SET PROBLEM
Identify each line below containing the string "replace" and copy it.

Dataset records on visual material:
-- start --

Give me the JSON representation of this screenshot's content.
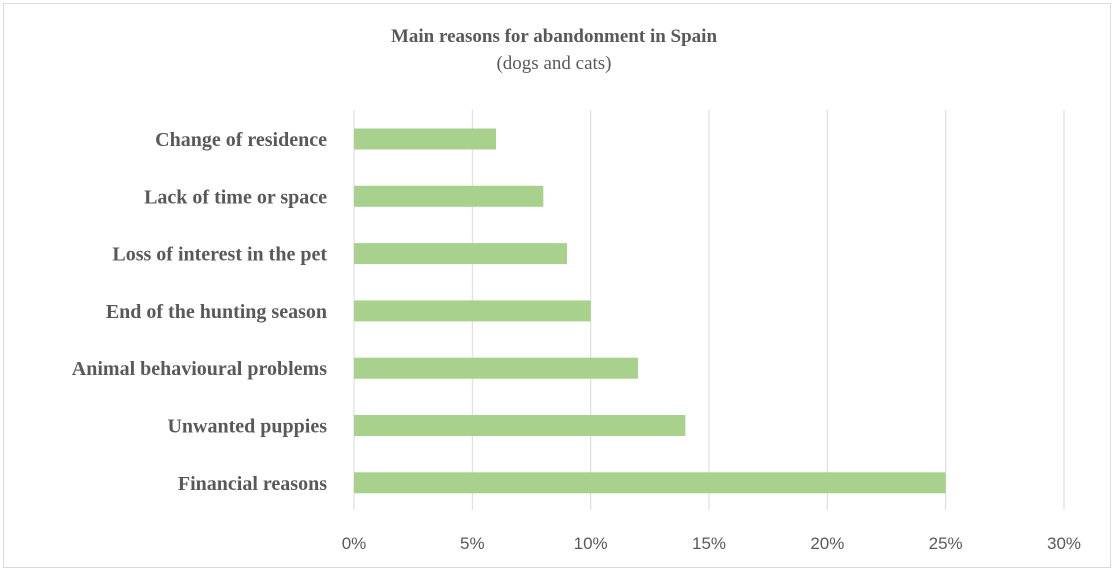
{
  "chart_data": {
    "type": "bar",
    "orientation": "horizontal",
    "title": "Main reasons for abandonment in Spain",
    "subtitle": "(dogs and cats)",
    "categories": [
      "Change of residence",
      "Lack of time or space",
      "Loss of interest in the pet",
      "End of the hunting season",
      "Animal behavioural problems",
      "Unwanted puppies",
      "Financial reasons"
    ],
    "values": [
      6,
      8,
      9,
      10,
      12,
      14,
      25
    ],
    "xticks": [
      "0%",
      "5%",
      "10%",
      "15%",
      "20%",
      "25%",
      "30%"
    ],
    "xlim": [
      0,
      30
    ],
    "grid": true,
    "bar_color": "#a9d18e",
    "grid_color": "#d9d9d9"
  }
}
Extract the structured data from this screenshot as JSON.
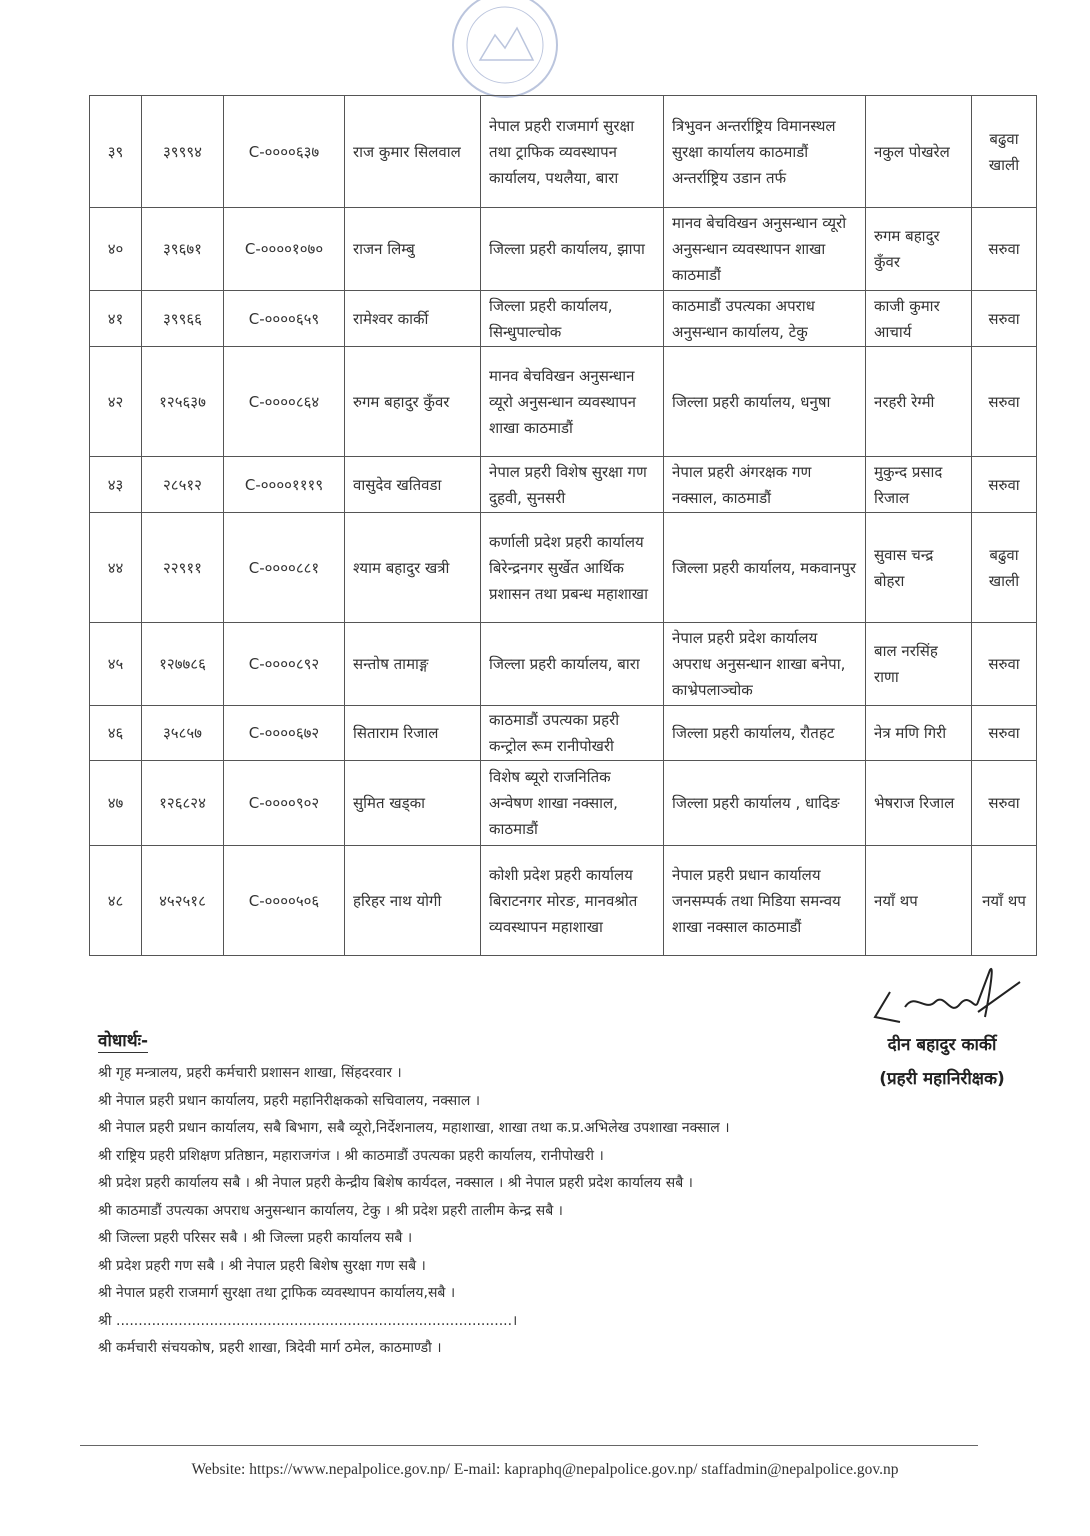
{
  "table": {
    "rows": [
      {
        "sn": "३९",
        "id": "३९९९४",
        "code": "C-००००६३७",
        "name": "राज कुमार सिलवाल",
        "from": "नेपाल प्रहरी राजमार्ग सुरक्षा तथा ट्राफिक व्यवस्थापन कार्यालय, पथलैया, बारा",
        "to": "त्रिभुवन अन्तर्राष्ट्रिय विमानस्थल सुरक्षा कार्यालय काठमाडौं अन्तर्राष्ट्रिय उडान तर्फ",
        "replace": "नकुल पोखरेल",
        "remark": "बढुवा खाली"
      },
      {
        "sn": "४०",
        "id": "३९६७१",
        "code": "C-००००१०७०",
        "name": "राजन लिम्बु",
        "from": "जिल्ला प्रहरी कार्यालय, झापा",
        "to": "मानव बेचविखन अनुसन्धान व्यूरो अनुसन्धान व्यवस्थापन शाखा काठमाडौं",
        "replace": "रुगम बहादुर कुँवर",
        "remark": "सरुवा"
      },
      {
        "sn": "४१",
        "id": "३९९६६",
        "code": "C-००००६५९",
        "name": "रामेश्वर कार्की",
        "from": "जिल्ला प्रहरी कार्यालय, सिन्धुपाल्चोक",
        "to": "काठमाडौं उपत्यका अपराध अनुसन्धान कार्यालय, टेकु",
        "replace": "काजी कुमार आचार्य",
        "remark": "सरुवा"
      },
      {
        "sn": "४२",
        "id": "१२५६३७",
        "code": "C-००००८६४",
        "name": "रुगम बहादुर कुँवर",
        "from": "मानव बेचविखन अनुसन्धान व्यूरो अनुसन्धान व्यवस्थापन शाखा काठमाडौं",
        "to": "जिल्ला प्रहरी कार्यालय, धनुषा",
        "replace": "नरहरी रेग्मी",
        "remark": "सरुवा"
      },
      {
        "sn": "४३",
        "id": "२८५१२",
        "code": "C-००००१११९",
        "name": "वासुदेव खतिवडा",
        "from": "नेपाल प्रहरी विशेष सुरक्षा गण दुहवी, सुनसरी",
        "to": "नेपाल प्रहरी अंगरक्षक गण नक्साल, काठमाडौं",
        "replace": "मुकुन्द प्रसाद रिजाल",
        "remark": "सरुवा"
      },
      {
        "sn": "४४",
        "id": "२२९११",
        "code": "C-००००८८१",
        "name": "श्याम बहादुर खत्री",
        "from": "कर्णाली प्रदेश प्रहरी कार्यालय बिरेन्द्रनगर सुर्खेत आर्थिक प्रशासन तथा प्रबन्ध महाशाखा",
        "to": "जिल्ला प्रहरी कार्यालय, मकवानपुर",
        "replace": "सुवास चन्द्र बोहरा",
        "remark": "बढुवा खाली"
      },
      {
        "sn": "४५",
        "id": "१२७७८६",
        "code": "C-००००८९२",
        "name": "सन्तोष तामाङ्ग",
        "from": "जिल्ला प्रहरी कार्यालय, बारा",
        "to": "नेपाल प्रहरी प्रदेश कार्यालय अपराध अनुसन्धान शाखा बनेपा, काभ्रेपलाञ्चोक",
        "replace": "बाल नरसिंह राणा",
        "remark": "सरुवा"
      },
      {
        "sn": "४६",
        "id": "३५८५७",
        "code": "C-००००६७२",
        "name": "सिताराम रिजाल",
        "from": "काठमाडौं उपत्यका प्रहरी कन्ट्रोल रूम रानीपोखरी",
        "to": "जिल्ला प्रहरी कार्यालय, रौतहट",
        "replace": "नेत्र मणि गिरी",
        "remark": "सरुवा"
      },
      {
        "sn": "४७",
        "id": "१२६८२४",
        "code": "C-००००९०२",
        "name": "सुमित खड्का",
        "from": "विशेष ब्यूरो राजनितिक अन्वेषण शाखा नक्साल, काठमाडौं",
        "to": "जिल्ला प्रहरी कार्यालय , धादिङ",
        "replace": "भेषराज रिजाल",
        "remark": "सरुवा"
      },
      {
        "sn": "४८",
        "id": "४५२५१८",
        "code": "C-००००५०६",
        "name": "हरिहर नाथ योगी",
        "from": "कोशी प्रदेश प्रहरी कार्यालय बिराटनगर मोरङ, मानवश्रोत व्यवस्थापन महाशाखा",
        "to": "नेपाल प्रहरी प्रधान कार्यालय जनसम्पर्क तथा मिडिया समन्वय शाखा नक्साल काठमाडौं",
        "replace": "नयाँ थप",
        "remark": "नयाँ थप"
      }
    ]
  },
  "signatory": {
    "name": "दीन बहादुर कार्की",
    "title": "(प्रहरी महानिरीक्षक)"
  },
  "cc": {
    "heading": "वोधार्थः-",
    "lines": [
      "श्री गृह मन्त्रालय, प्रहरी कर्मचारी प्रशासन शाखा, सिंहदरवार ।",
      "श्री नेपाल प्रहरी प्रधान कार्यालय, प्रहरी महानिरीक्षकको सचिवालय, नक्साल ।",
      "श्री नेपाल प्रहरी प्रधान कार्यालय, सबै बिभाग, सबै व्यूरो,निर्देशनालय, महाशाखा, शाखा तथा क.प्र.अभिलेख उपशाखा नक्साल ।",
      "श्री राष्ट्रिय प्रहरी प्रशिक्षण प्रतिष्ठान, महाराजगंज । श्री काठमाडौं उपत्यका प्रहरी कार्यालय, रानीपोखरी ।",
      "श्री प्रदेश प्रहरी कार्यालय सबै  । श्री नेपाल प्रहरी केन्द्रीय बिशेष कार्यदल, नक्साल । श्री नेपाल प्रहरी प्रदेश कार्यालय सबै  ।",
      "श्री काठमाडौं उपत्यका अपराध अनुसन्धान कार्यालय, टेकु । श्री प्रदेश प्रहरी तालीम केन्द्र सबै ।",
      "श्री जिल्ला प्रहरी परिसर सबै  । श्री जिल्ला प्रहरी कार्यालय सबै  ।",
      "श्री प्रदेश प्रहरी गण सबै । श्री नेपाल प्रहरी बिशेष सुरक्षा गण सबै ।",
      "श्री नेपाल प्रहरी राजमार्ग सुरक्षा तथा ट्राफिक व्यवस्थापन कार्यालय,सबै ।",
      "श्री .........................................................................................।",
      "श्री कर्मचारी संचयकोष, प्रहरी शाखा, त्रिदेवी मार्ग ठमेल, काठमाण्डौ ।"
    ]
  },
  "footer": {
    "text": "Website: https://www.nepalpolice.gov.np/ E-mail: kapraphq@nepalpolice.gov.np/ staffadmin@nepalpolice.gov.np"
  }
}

-- end --
-- start --

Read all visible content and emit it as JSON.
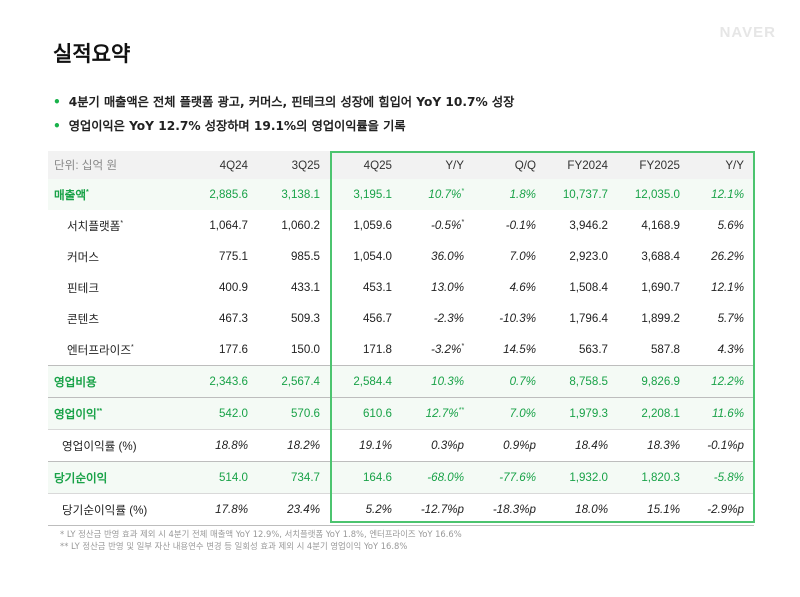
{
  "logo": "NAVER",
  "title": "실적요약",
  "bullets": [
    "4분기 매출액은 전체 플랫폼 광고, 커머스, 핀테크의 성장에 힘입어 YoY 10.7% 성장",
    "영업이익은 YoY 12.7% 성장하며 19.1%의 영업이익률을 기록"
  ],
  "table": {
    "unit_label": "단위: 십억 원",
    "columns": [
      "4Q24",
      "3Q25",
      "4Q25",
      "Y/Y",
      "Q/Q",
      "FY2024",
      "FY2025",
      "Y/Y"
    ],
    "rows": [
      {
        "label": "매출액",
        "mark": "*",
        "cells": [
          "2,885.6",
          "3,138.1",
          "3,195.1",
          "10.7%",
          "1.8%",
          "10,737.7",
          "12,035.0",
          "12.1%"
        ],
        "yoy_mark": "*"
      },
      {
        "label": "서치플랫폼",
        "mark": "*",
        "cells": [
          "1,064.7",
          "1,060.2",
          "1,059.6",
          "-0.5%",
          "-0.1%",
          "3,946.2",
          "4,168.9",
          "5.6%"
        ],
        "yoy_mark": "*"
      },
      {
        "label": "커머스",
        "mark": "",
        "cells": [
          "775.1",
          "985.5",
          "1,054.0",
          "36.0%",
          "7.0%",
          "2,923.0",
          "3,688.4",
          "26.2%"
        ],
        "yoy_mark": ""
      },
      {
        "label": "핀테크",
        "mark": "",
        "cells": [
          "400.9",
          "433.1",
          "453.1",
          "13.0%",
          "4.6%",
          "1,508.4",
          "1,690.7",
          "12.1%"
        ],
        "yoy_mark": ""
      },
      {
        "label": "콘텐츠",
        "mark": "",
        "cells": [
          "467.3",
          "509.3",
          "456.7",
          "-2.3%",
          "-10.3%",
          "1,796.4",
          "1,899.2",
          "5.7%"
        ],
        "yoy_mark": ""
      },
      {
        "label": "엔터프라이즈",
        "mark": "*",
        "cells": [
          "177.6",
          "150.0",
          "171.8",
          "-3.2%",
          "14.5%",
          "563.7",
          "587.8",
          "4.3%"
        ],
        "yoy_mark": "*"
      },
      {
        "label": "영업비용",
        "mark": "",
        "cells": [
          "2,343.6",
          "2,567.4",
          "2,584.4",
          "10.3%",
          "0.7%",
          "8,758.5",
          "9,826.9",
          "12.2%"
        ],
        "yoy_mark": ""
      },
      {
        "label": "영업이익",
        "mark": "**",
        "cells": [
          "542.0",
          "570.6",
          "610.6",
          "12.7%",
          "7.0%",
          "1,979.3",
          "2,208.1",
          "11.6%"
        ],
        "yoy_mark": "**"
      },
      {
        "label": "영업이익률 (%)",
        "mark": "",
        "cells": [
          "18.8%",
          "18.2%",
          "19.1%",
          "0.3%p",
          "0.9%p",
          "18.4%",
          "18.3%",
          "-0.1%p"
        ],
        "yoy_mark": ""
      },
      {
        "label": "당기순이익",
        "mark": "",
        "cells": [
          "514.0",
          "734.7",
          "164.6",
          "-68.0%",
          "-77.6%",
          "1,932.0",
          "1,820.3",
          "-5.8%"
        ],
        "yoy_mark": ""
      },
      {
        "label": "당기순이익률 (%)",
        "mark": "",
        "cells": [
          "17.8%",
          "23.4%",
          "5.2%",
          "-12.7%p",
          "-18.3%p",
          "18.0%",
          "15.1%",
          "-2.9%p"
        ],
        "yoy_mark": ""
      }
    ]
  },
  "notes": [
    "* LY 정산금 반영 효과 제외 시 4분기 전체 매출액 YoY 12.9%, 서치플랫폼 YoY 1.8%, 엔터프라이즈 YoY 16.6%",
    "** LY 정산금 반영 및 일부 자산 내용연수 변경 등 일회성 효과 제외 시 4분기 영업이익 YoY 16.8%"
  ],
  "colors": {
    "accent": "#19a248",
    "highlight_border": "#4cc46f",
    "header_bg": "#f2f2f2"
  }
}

-- end --

EXPECTED ANSWER
        "replace": "नकुल पोखरेल",
        "replace": "रुगम बहादुर कुँवर",
        "replace": "काजी कुमार आचार्य",
        "replace": "नरहरी रेग्मी",
        "replace": "मुकुन्द प्रसाद रिजाल",
        "replace": "सुवास चन्द्र बोहरा",
        "replace": "बाल नरसिंह राणा",
        "replace": "नेत्र मणि गिरी",
        "replace": "भेषराज रिजाल",
        "replace": "नयाँ थप",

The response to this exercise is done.